WORK TO DO = Search the records for the word "this" and pick out every line that has it.

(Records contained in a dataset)
# # #

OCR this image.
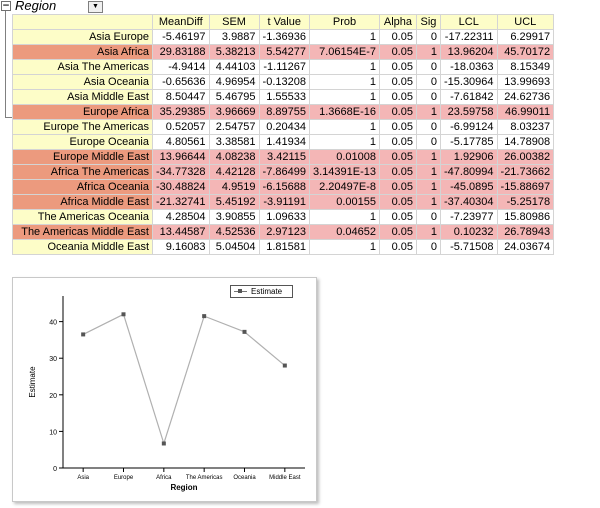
− Region	▼
	MeanDiff	SEM	t Value	Prob	Alpha	Sig	LCL	UCL
Asia Europe	-5.46197	3.9887	-1.36936	1	0.05	0	-17.22311	6.29917
Asia Africa	29.83188	5.38213	5.54277	7.06154E-7	0.05	1	13.96204	45.70172
Asia The Americas	-4.9414	4.44103	-1.11267	1	0.05	0	-18.0363	8.15349
Asia Oceania	-0.65636	4.96954	-0.13208	1	0.05	0	-15.30964	13.99693
Asia Middle East	8.50447	5.46795	1.55533	1	0.05	0	-7.61842	24.62736
Europe Africa	35.29385	3.96669	8.89755	1.3668E-16	0.05	1	23.59758	46.99011
Europe The Americas	0.52057	2.54757	0.20434	1	0.05	0	-6.99124	8.03237
Europe Oceania	4.80561	3.38581	1.41934	1	0.05	0	-5.17785	14.78908
Europe Middle East	13.96644	4.08238	3.42115	0.01008	0.05	1	1.92906	26.00382
Africa The Americas	-34.77328	4.42128	-7.86499	3.14391E-13	0.05	1	-47.80994	-21.73662
Africa Oceania	-30.48824	4.9519	-6.15688	2.20497E-8	0.05	1	-45.0895	-15.88697
Africa Middle East	-21.32741	5.45192	-3.91191	0.00155	0.05	1	-37.40304	-5.25178
The Americas Oceania	4.28504	3.90855	1.09633	1	0.05	0	-7.23977	15.80986
The Americas Middle East	13.44587	4.52536	2.97123	0.04652	0.05	1	0.10232	26.78943
Oceania Middle East	9.16083	5.04504	1.81581	1	0.05	0	-5.71508	24.03674
0
10
20
30
40
Asia	Europe	Africa The Americas Oceania Middle East
Region
Estimate
Estimate
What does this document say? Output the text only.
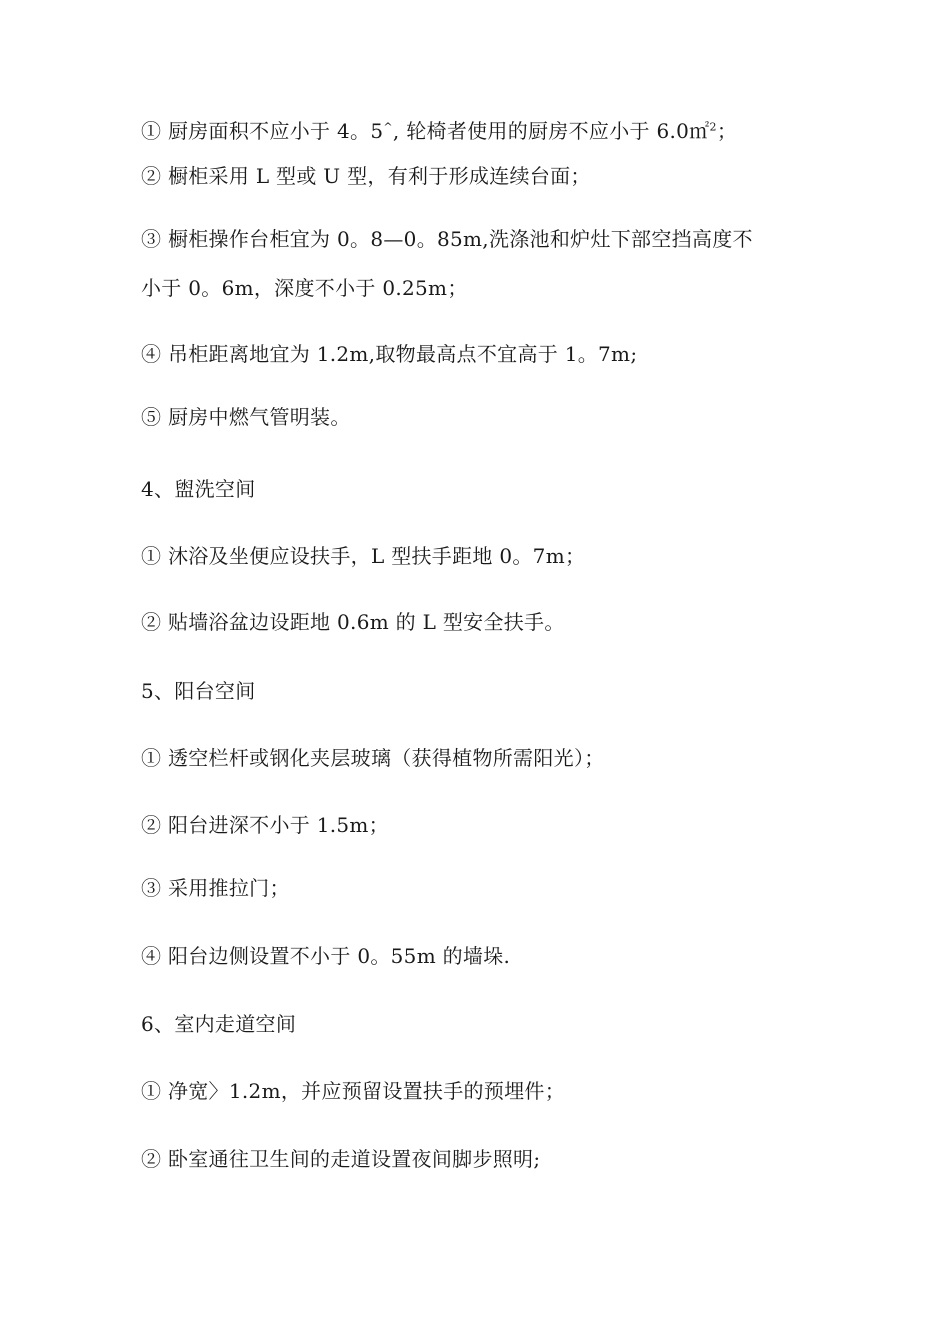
① 厨房面积不应小于 4。5^, 轮椅者使用的厨房不应小于 6.0㎡$^2$；
② 橱柜采用 L 型或 U 型，有利于形成连续台面；
③ 橱柜操作台柜宜为 0。8—0。85m,洗涤池和炉灶下部空挡高度不
小于 0。6m，深度不小于 0.25m；
④ 吊柜距离地宜为 1.2m,取物最高点不宜高于 1。7m;
⑤ 厨房中燃气管明装。
4、盥洗空间
① 沐浴及坐便应设扶手，L 型扶手距地 0。7m；
② 贴墙浴盆边设距地 0.6m 的 L 型安全扶手。
5、阳台空间
① 透空栏杆或钢化夹层玻璃（获得植物所需阳光）；
② 阳台进深不小于 1.5m；
③ 采用推拉门；
④ 阳台边侧设置不小于 0。55m 的墙垛.
6、室内走道空间
① 净宽〉1.2m，并应预留设置扶手的预埋件；
② 卧室通往卫生间的走道设置夜间脚步照明;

# # #

TASK OUTPUT =
OCR this image.
What does this document say? Output the text only.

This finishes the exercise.